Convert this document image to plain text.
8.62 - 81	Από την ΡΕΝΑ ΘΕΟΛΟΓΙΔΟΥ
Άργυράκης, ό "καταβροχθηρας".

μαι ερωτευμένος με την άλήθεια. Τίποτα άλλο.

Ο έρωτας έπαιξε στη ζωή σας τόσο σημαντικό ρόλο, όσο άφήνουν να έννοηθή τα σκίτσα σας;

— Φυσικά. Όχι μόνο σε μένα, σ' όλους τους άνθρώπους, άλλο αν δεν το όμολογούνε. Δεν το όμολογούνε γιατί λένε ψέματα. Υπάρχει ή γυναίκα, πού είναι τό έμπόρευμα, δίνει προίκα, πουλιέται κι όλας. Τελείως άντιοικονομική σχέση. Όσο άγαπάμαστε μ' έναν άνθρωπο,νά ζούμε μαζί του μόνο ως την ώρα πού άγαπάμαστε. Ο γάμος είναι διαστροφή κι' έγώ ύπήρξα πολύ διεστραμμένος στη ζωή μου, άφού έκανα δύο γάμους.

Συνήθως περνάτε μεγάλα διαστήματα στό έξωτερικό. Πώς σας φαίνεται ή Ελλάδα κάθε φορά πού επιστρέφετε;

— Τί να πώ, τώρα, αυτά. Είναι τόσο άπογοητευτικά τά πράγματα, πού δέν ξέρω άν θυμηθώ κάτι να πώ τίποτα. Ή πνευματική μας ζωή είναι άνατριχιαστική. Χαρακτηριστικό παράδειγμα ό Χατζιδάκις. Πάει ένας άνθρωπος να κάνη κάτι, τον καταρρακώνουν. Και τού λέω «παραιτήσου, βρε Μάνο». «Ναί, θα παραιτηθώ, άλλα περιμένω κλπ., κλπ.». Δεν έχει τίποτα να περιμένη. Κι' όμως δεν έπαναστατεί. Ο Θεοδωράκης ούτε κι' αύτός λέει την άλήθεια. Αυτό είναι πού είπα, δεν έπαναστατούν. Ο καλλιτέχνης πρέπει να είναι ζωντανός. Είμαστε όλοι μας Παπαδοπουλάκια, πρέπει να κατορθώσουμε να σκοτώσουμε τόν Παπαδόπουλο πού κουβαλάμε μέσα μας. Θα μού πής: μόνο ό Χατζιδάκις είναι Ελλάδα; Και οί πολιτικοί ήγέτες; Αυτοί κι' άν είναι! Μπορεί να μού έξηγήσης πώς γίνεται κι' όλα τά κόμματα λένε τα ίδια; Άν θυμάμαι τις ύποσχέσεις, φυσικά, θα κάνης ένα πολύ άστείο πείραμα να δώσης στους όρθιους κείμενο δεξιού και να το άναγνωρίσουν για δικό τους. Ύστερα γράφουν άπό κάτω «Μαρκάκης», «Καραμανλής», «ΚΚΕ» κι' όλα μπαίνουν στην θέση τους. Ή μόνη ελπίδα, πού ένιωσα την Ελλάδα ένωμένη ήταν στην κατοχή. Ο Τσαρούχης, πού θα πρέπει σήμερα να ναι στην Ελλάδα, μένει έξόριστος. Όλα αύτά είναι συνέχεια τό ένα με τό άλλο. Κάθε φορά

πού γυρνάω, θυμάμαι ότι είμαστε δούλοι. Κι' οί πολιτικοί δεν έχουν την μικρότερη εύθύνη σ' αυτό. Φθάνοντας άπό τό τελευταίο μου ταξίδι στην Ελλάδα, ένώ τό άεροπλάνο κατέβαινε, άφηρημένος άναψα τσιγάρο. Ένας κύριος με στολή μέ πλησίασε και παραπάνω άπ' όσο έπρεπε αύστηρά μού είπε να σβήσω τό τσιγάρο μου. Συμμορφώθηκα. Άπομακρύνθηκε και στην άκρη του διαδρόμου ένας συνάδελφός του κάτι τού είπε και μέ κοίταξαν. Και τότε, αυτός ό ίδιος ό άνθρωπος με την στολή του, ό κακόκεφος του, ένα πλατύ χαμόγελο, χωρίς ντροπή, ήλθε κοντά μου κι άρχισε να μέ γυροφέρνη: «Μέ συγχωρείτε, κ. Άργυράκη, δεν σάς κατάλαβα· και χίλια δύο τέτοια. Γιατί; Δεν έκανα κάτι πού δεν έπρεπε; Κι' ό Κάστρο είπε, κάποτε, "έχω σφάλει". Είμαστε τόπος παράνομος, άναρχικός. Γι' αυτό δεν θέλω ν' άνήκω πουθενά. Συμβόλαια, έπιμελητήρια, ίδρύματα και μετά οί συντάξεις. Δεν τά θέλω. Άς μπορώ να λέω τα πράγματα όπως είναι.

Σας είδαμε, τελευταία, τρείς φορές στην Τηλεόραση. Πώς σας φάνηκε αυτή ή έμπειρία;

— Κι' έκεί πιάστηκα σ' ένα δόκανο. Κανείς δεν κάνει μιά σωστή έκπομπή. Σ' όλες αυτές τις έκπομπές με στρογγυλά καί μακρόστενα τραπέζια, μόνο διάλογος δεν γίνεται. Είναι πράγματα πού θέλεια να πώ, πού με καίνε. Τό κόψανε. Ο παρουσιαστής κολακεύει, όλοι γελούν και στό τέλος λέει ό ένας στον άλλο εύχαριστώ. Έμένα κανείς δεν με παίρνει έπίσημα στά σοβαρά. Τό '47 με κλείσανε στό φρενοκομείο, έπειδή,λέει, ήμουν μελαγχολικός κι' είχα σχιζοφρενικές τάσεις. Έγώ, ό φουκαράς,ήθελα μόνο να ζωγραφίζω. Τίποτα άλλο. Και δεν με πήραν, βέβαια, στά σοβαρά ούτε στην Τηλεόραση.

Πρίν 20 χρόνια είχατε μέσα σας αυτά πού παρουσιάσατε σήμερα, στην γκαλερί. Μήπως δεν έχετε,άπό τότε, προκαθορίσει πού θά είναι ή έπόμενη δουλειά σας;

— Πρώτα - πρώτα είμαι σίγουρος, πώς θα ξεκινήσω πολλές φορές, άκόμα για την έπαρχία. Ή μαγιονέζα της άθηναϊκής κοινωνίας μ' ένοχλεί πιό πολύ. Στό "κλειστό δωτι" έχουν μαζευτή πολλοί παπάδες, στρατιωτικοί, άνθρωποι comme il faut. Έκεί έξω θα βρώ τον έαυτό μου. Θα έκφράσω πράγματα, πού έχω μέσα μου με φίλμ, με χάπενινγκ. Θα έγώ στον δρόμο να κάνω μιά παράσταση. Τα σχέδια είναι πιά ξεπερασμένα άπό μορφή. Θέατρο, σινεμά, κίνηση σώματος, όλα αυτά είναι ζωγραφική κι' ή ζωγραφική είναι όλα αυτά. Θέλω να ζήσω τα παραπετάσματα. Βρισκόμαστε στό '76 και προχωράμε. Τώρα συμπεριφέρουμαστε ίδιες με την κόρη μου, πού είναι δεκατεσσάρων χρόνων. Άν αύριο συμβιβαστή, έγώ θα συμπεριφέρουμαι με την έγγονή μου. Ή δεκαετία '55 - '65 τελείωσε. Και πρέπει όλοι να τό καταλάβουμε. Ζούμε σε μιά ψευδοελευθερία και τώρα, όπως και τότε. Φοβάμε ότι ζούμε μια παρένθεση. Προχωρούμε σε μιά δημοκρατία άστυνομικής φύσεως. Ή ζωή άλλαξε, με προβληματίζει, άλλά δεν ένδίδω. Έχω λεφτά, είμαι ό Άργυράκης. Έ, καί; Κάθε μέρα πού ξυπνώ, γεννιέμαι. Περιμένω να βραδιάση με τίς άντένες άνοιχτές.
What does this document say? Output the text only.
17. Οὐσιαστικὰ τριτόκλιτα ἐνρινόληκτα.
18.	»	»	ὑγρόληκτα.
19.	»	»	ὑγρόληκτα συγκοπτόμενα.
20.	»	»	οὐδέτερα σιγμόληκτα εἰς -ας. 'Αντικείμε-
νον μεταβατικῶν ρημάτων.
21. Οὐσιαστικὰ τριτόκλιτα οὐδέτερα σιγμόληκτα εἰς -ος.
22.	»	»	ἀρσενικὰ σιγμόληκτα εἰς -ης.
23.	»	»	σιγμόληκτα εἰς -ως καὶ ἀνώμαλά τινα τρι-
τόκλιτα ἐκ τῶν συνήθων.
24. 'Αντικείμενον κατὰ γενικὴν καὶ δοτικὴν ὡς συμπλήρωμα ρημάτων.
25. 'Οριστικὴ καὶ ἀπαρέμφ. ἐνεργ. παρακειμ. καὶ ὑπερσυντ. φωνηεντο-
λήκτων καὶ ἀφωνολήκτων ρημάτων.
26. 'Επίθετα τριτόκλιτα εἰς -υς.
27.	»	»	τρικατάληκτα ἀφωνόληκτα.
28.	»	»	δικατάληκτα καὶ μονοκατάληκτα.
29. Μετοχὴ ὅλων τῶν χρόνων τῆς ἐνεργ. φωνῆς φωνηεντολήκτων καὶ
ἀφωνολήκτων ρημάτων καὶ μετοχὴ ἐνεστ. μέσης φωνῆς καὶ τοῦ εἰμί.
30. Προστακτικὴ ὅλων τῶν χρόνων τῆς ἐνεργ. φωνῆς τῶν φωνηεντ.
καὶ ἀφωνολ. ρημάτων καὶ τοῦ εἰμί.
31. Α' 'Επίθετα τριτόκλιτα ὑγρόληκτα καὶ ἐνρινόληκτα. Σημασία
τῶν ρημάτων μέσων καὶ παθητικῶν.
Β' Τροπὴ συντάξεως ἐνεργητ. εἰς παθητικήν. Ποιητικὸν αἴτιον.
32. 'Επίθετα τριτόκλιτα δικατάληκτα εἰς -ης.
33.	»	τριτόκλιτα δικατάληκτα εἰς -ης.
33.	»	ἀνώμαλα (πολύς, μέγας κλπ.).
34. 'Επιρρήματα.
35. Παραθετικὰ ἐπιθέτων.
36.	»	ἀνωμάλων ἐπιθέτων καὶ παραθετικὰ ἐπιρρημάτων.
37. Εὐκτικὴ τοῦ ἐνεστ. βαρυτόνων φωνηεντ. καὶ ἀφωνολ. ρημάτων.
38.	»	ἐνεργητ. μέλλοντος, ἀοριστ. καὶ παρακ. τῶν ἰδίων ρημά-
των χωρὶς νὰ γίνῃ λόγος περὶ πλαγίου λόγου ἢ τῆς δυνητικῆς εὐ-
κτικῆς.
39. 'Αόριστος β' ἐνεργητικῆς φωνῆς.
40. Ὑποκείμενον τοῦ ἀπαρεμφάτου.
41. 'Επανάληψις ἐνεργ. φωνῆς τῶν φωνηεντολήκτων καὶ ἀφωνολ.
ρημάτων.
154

SHORT EXERCISE =>
Calculate how many lines of the material include the string "ὑγρόληκτα", and state that number by itself.

FINAL RESULT =>
3